Entries from a visual dataset
════════
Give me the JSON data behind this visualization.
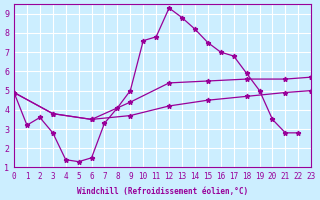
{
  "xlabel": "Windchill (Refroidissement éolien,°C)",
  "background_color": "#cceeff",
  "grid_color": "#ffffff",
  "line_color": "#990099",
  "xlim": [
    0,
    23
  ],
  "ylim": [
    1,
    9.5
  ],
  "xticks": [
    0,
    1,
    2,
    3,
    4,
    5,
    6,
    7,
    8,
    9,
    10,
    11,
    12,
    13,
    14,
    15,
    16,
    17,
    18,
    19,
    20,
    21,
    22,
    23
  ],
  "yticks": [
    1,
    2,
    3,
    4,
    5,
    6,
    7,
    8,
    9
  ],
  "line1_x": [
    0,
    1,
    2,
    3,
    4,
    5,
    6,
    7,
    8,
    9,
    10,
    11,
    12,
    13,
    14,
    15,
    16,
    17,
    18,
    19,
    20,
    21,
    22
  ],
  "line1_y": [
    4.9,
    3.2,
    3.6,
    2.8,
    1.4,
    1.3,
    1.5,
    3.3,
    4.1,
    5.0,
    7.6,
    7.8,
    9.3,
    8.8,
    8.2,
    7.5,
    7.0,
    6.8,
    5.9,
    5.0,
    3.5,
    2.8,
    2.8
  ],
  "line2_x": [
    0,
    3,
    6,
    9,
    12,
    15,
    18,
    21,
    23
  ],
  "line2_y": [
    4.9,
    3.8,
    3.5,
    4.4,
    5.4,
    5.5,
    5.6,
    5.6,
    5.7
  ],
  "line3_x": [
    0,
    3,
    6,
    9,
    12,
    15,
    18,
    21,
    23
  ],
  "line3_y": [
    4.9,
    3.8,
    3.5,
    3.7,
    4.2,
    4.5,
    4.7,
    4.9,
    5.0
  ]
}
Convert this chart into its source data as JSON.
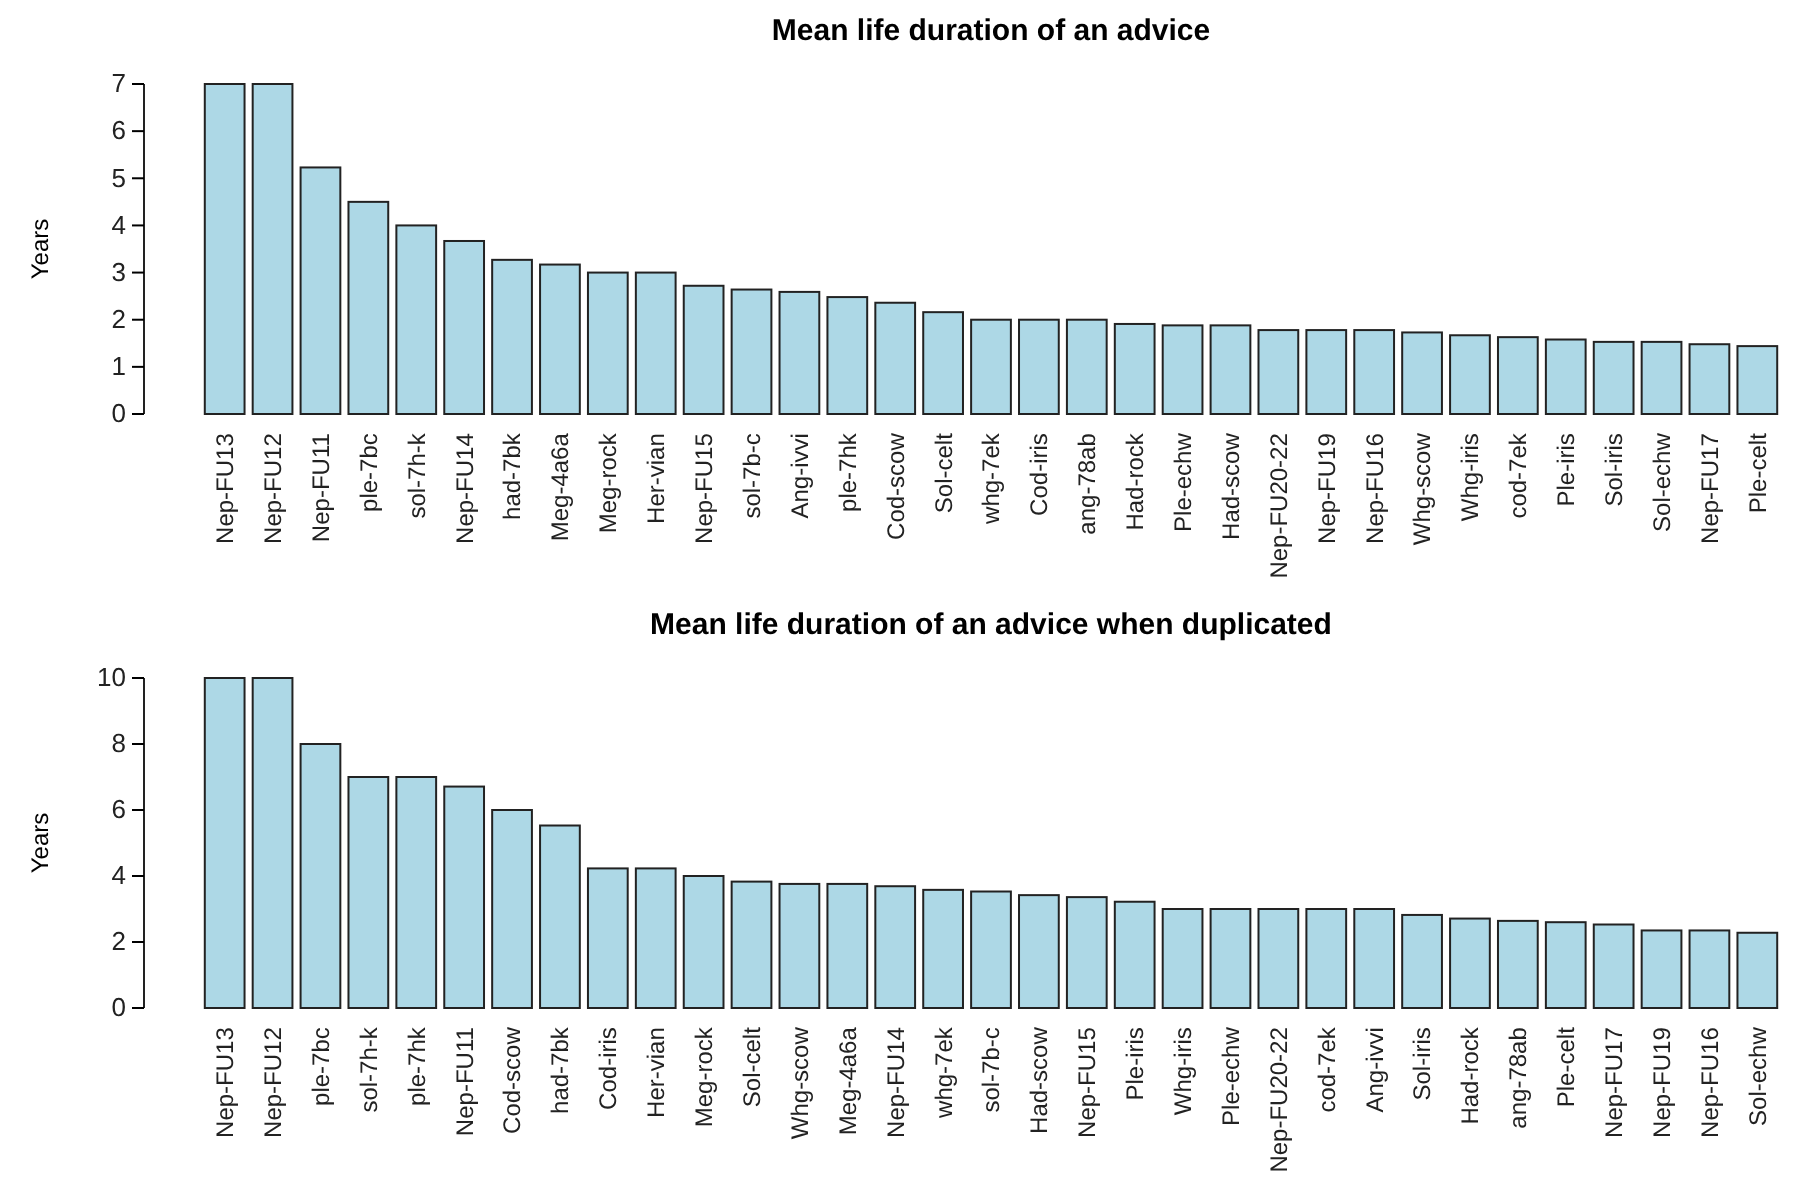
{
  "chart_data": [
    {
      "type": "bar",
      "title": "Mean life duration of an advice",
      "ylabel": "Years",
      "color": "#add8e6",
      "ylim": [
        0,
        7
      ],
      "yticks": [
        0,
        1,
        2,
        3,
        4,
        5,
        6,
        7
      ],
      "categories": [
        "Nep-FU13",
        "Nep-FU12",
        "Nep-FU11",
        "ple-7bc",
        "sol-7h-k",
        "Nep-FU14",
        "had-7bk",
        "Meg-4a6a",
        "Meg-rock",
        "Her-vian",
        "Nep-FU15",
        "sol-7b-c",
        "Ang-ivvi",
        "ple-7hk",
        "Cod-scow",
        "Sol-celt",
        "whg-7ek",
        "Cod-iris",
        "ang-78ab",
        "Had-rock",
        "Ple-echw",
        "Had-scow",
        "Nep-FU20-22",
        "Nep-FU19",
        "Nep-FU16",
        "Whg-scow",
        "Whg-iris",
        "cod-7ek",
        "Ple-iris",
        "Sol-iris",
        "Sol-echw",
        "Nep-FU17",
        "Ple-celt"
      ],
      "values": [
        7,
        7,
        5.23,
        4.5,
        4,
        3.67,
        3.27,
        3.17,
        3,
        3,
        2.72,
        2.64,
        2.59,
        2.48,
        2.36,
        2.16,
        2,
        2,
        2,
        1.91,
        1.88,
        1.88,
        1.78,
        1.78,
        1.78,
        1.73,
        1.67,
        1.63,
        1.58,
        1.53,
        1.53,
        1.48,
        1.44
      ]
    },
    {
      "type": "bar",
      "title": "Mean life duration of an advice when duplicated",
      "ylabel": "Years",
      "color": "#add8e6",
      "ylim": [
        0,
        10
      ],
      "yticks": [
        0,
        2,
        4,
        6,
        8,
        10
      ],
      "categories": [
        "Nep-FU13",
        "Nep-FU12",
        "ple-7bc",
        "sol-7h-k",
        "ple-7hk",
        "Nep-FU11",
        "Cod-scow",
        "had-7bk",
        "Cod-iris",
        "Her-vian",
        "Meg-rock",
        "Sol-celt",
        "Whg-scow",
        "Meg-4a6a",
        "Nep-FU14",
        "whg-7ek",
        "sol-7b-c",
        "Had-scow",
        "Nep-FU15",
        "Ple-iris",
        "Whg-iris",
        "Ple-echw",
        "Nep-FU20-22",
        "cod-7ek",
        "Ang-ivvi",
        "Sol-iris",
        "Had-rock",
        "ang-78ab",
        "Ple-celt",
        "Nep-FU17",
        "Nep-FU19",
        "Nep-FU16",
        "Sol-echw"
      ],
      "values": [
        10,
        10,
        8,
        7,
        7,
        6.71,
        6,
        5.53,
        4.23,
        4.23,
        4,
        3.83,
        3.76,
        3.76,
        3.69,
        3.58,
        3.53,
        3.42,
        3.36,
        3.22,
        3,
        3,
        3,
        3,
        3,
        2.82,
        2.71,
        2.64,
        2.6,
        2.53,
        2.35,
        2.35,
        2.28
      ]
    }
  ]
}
════════
## Problem requirements
Reply with one number: the count of lines in the entries that include the word "life".

## Expected answer
2